## La tarea
Prolonga el texto sobre la radiación cósmica y los viajes a la Luna y a Marte a partir de su última frase.

## Fragmento seleccionado
══════

¿Es posible volver a la luna y viajar a Marte?

"Estas condiciones de radiación de partículas presentan factores ambientales importantes para los viajes espaciales y el clima espacial, y deben estudiarse cuidadosamente y tenerse en cuenta en la planificación y el diseño de futuras misiones a la Luna, a Marte, a los asteroides y más allá".

La exposición a la radiación cósmica en el espacio es ahora mucho más alta de lo que se pensaba y podría tener serias implicaciones para las futuras misiones, tanto tripuladas como no.

 

"Las tasas de dosis de radiación de las mediciones obtenidas en los últimos cuatro años superaron las tendencias de los ciclos solares anteriores en al menos un 30 por ciento, lo que demuestra que el entorno de radiación es mucho más intenso", dijo Nathan Schwadron, profesor de física en el Centro de Ciencias Espaciales de la Universidad de New Hampshire y autor principal de una nueva investigación.

══════

## Datos a examinar
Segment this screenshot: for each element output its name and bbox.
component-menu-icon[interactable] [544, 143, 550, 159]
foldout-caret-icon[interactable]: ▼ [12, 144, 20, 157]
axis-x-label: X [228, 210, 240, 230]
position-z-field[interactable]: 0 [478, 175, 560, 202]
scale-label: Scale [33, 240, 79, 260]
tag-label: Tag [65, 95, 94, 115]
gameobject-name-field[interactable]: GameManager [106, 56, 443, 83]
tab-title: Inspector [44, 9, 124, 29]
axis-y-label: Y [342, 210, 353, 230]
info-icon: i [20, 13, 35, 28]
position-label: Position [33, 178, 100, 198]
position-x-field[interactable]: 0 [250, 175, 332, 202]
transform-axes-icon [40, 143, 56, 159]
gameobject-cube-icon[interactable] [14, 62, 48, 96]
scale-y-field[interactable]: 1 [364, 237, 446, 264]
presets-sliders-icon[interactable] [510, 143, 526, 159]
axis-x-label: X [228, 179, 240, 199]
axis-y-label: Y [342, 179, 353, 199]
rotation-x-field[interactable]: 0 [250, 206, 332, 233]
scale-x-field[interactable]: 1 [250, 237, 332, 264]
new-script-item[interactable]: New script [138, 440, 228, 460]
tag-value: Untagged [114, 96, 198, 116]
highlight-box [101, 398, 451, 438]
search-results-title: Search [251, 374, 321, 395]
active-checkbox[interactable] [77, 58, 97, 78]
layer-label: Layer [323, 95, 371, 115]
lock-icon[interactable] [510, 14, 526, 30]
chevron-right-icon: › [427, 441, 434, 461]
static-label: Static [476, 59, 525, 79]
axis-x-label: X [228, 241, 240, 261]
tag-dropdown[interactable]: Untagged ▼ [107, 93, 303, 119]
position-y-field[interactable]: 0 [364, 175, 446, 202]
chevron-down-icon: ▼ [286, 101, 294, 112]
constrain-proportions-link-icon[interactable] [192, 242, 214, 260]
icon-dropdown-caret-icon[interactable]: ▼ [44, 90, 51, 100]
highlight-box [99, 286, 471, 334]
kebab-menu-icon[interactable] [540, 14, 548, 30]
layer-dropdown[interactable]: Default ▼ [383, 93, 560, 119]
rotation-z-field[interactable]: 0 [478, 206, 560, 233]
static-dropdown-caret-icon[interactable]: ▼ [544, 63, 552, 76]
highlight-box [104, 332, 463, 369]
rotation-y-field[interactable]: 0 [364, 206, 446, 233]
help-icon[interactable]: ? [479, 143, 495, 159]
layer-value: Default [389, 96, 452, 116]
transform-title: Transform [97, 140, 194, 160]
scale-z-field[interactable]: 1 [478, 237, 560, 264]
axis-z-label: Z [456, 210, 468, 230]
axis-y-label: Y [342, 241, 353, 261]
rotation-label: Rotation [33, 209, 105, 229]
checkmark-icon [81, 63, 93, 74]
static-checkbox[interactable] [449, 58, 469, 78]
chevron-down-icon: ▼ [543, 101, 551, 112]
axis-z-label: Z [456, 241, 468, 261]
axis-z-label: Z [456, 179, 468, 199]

══════

## Respuesta
 

"Estas condiciones de radiación de partículas presentan factores ambientales importantes para los viajes espaciales y el clima espacial, y deben estudiarse cuidadosamente y tenerse en cuenta en la planificación y el diseño de futuras misiones a la Luna, a Marte, a los asteroides y más allá".

 

En su estudio, publicado recientemente en la revista Space Weather, los investigadores encontraron que los grandes flujos en los Rayos Cósmicos Galácticos (GCR) están aumentando más rápido y están en camino de superar cualquier otro tiempo registrado en la era espacial.

 

También señalan que uno de los eventos de partículas solares energéticas (SEP) más importantes tuvieron lugar en septiembre de 2017, liberando grandes dosis de radiación que podrían representar un riesgo significativo tanto para los humanos como para los satélites. Los astronautas sin protección podrían experimentar efectos agudos como la enfermedad por radiación o problemas de salud más graves a largo plazo, como cáncer y daños a órganos, incluso en el corazón, el cerebro y el sistema nervioso central.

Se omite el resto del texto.